— START —
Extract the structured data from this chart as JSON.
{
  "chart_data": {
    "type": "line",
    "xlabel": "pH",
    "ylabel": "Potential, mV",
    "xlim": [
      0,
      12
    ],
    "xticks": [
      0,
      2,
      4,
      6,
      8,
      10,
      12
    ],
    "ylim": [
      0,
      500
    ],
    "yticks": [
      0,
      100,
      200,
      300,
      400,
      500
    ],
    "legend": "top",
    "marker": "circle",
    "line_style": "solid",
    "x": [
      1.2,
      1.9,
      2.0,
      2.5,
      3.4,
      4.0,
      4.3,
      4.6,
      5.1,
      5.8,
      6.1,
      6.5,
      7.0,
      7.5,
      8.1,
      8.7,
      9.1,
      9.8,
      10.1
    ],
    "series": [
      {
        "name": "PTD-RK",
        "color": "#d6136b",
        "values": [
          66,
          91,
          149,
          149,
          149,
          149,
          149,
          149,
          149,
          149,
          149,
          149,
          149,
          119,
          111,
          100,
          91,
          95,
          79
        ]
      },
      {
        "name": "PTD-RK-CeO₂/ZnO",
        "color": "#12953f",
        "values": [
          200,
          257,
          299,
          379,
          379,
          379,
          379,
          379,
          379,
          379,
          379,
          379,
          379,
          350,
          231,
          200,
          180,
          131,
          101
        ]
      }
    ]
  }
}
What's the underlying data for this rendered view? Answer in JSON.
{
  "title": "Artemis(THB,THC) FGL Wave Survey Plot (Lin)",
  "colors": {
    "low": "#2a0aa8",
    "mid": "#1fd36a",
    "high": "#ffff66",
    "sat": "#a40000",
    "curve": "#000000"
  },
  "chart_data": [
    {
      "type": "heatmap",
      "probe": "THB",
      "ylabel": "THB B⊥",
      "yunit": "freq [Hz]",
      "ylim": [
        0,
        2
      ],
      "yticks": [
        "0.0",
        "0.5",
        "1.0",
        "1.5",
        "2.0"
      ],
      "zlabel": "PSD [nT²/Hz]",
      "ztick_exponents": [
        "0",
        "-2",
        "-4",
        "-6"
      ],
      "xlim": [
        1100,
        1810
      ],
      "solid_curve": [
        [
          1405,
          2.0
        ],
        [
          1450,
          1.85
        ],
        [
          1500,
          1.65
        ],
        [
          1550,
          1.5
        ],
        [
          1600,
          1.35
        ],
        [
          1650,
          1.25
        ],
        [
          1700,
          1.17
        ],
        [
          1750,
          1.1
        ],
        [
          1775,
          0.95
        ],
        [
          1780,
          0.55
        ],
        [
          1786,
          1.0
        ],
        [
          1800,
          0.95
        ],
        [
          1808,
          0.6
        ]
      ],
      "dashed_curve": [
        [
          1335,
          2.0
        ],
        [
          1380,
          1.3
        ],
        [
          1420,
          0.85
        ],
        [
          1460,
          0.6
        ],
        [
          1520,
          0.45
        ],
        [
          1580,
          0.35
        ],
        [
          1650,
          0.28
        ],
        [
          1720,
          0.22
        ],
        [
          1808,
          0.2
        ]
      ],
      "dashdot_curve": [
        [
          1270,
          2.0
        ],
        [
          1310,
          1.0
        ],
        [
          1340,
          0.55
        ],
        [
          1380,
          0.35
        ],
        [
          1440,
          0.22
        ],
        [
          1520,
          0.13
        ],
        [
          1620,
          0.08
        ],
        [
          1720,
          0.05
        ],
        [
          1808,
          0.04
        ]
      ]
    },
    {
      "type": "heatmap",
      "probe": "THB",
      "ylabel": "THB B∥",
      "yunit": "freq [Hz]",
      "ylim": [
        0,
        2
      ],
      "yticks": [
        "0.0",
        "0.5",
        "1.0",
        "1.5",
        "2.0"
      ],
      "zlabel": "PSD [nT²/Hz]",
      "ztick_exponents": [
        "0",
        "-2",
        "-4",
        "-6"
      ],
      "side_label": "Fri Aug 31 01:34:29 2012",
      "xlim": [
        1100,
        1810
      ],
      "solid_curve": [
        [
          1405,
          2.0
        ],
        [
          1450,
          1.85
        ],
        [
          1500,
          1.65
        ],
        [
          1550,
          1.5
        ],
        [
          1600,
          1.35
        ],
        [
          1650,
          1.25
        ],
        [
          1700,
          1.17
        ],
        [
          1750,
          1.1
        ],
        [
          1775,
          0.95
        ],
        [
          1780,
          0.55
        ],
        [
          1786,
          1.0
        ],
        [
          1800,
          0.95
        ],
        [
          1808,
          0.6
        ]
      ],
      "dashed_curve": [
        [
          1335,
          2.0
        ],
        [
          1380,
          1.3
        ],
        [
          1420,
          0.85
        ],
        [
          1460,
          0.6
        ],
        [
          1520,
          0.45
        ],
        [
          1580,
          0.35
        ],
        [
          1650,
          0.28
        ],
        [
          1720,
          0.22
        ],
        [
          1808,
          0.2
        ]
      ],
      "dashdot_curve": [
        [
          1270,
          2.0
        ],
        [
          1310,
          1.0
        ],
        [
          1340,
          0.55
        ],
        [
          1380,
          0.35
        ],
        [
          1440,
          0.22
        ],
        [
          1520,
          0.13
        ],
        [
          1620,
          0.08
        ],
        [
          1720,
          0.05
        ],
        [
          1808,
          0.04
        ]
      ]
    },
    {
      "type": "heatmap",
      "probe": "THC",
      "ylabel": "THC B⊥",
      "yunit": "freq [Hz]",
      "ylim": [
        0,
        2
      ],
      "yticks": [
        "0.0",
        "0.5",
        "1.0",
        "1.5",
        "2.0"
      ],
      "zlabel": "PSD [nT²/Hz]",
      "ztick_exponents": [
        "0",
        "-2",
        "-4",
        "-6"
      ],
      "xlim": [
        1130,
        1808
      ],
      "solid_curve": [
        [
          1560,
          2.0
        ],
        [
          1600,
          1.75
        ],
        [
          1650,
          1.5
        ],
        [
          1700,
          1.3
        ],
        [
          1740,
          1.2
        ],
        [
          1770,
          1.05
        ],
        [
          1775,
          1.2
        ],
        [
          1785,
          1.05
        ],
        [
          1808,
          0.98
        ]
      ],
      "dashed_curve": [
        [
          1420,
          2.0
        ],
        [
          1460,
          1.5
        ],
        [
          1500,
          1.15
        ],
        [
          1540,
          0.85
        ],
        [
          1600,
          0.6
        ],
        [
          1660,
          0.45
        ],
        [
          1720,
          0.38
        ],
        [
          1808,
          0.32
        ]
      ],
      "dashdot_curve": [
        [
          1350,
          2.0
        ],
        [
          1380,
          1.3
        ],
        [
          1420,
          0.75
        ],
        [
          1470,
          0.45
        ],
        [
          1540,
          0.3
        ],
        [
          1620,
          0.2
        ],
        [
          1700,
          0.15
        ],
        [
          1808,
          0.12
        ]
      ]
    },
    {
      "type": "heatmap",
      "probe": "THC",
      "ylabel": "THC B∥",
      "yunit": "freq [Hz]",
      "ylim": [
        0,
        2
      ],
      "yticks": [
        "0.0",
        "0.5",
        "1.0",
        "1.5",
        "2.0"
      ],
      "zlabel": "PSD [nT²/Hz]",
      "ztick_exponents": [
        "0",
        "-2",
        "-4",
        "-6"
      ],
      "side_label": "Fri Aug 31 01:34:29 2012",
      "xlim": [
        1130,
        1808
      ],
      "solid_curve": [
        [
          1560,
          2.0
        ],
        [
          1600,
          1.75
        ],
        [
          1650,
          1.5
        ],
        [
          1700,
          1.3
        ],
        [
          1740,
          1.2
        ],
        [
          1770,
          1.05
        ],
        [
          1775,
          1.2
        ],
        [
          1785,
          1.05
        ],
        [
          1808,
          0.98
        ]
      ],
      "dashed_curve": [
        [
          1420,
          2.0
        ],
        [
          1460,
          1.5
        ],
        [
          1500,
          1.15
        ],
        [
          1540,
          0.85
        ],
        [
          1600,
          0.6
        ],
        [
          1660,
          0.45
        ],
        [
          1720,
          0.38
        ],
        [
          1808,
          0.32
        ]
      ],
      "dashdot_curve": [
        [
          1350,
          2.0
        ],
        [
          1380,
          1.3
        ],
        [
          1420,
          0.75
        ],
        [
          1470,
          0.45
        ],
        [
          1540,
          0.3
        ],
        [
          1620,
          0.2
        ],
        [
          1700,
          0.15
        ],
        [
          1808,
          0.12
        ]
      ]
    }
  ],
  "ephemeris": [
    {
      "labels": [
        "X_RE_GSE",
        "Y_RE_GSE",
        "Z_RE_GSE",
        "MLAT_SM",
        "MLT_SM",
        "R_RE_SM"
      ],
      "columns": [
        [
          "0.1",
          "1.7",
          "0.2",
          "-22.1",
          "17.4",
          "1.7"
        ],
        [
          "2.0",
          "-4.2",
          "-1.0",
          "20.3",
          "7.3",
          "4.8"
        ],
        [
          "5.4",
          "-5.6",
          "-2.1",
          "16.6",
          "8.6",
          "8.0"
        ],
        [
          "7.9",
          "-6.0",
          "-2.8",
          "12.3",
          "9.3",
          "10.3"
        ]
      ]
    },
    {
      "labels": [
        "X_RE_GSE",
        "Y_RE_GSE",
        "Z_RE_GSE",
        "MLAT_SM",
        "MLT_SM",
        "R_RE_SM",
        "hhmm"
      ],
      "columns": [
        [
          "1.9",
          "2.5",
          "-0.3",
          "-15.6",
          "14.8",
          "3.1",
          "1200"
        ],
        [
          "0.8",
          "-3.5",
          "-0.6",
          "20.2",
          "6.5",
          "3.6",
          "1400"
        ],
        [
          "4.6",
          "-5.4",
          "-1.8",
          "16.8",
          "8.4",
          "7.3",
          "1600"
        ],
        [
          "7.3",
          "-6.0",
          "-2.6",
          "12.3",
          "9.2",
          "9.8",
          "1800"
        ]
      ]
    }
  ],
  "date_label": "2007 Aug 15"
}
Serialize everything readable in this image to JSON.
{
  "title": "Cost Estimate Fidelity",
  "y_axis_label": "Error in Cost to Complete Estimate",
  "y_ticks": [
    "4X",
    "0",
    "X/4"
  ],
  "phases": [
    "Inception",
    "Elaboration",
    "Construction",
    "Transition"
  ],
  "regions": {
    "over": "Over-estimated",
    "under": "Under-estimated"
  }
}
— END —
• Objective
Write out, word for word, the line containing "Serialize everything readable" and every line after it to the end of the data above.

• The completed task
Serialize everything readable in this image to JSON.
{
  "title": "Cost Estimate Fidelity",
  "y_axis_label": "Error in Cost to Complete Estimate",
  "y_ticks": [
    "4X",
    "0",
    "X/4"
  ],
  "phases": [
    "Inception",
    "Elaboration",
    "Construction",
    "Transition"
  ],
  "regions": {
    "over": "Over-estimated",
    "under": "Under-estimated"
  }
}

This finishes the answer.